▸ **Brief**:
Output every line below without omitting or altering anything.
Start of Data excerpts
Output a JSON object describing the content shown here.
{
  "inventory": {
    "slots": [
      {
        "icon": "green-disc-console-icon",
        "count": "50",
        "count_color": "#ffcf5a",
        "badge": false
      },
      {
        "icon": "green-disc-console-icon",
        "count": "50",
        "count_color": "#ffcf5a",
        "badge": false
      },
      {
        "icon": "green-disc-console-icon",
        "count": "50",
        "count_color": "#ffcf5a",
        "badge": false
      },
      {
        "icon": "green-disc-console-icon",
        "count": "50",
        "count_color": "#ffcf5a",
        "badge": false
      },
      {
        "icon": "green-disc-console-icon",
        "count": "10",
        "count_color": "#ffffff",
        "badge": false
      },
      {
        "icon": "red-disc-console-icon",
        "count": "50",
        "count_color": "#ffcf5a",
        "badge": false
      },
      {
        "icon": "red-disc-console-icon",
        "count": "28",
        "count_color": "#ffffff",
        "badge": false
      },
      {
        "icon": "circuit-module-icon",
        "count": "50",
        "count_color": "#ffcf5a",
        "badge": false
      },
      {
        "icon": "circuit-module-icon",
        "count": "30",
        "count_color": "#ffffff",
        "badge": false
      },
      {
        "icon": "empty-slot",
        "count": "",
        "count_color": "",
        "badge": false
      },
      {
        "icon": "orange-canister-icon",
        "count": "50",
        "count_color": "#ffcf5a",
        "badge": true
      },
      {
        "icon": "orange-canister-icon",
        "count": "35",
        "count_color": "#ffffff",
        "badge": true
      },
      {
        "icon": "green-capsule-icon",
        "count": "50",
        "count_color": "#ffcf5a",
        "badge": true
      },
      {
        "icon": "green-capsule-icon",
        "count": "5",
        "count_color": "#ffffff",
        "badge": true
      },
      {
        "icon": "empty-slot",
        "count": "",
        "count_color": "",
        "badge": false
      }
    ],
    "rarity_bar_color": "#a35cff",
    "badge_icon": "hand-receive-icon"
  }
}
End of Data excerpts
▸ **Final answer**:
Output a JSON object describing the content shown here.
{
  "inventory": {
    "slots": [
      {
        "icon": "green-disc-console-icon",
        "count": "50",
        "count_color": "#ffcf5a",
        "badge": false
      },
      {
        "icon": "green-disc-console-icon",
        "count": "50",
        "count_color": "#ffcf5a",
        "badge": false
      },
      {
        "icon": "green-disc-console-icon",
        "count": "50",
        "count_color": "#ffcf5a",
        "badge": false
      },
      {
        "icon": "green-disc-console-icon",
        "count": "50",
        "count_color": "#ffcf5a",
        "badge": false
      },
      {
        "icon": "green-disc-console-icon",
        "count": "10",
        "count_color": "#ffffff",
        "badge": false
      },
      {
        "icon": "red-disc-console-icon",
        "count": "50",
        "count_color": "#ffcf5a",
        "badge": false
      },
      {
        "icon": "red-disc-console-icon",
        "count": "28",
        "count_color": "#ffffff",
        "badge": false
      },
      {
        "icon": "circuit-module-icon",
        "count": "50",
        "count_color": "#ffcf5a",
        "badge": false
      },
      {
        "icon": "circuit-module-icon",
        "count": "30",
        "count_color": "#ffffff",
        "badge": false
      },
      {
        "icon": "empty-slot",
        "count": "",
        "count_color": "",
        "badge": false
      },
      {
        "icon": "orange-canister-icon",
        "count": "50",
        "count_color": "#ffcf5a",
        "badge": true
      },
      {
        "icon": "orange-canister-icon",
        "count": "35",
        "count_color": "#ffffff",
        "badge": true
      },
      {
        "icon": "green-capsule-icon",
        "count": "50",
        "count_color": "#ffcf5a",
        "badge": true
      },
      {
        "icon": "green-capsule-icon",
        "count": "5",
        "count_color": "#ffffff",
        "badge": true
      },
      {
        "icon": "empty-slot",
        "count": "",
        "count_color": "",
        "badge": false
      }
    ],
    "rarity_bar_color": "#a35cff",
    "badge_icon": "hand-receive-icon"
  }
}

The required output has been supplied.